The task - Identify all lines of the data containing the string "équipe" and copy them.
☆ ☆ ☆
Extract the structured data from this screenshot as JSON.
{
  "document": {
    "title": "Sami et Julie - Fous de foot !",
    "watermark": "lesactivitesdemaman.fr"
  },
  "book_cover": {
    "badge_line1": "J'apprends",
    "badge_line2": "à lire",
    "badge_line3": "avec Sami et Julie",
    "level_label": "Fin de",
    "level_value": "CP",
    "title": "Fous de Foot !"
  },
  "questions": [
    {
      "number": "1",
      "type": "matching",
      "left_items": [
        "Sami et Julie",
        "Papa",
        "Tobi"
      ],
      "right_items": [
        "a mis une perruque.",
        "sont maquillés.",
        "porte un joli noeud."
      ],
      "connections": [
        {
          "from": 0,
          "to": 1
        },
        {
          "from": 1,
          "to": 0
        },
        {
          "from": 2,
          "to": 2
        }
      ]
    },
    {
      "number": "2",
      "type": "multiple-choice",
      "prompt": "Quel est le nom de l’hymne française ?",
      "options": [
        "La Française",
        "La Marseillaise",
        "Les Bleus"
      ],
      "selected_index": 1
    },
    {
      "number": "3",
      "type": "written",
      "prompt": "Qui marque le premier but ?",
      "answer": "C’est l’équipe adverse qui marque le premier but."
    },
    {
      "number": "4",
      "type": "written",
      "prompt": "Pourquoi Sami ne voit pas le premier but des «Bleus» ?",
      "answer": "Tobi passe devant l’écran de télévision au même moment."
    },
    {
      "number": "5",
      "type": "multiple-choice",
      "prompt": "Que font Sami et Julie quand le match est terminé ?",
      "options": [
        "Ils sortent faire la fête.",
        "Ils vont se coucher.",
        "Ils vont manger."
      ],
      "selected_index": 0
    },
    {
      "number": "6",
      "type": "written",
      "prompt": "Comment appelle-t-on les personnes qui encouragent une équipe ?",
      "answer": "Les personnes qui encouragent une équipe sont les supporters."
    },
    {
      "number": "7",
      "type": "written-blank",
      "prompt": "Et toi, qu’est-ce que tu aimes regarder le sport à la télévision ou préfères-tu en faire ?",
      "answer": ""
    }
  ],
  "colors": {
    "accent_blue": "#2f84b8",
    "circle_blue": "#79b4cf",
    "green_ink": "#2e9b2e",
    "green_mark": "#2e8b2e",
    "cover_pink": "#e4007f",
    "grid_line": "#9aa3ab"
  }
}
☆ ☆ ☆
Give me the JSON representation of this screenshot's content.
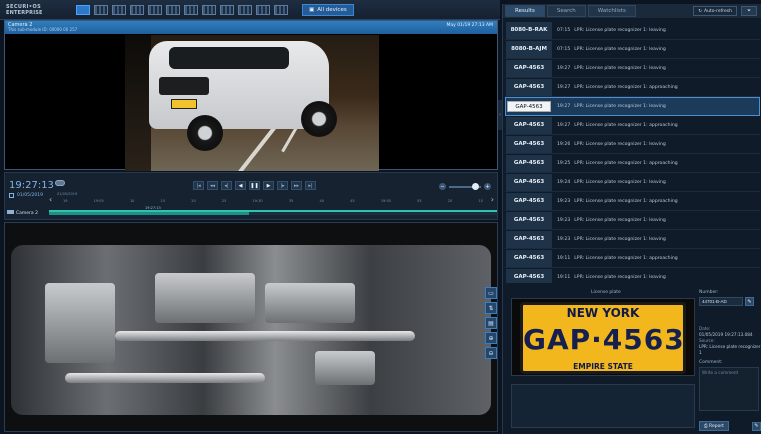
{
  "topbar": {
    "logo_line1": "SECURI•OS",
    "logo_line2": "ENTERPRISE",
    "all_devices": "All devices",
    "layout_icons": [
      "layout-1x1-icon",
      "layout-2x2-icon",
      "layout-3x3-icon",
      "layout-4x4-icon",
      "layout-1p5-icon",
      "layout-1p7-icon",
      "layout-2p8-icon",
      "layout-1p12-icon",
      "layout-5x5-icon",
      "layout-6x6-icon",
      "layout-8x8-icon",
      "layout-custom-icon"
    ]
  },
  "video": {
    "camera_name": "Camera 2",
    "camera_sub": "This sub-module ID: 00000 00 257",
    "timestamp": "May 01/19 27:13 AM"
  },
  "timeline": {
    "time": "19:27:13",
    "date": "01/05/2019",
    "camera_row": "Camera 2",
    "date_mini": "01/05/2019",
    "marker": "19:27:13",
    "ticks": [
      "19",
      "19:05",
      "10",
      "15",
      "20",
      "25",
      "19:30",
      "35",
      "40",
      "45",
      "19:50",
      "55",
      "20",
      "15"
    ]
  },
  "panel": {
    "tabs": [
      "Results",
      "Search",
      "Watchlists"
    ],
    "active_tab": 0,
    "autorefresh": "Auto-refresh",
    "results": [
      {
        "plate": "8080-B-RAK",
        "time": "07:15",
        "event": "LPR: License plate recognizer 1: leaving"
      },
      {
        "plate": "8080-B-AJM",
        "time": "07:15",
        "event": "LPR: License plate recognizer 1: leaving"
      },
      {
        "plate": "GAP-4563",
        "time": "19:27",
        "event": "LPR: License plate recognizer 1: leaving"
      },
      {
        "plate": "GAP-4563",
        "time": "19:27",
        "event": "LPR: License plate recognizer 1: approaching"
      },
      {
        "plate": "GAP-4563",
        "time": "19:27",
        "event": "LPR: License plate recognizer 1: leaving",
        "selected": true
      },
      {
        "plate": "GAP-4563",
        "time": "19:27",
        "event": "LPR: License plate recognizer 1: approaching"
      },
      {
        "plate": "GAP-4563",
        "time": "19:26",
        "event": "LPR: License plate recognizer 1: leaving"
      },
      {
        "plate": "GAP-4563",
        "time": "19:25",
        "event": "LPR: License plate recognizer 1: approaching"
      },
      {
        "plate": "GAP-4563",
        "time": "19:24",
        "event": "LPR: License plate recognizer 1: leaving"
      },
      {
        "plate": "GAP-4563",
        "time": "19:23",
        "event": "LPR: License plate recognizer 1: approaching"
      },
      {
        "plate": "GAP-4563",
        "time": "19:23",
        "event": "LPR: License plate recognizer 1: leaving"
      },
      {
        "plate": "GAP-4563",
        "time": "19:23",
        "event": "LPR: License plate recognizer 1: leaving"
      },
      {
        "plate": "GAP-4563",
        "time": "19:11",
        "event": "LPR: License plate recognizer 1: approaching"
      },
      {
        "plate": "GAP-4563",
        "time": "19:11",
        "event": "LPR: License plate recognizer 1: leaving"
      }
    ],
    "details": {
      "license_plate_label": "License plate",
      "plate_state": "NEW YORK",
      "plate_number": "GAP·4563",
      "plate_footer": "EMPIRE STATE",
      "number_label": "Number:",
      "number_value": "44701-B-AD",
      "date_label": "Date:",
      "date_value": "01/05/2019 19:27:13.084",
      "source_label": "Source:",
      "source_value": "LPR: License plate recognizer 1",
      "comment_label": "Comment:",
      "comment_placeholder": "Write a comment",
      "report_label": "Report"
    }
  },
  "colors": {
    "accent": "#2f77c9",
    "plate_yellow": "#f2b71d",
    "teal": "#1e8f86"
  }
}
☆ ☆ ☆
Worked answer -
      "answer": "C’est l’équipe adverse qui marque le premier but."
      "prompt": "Comment appelle-t-on les personnes qui encouragent une équipe ?",
      "answer": "Les personnes qui encouragent une équipe sont les supporters."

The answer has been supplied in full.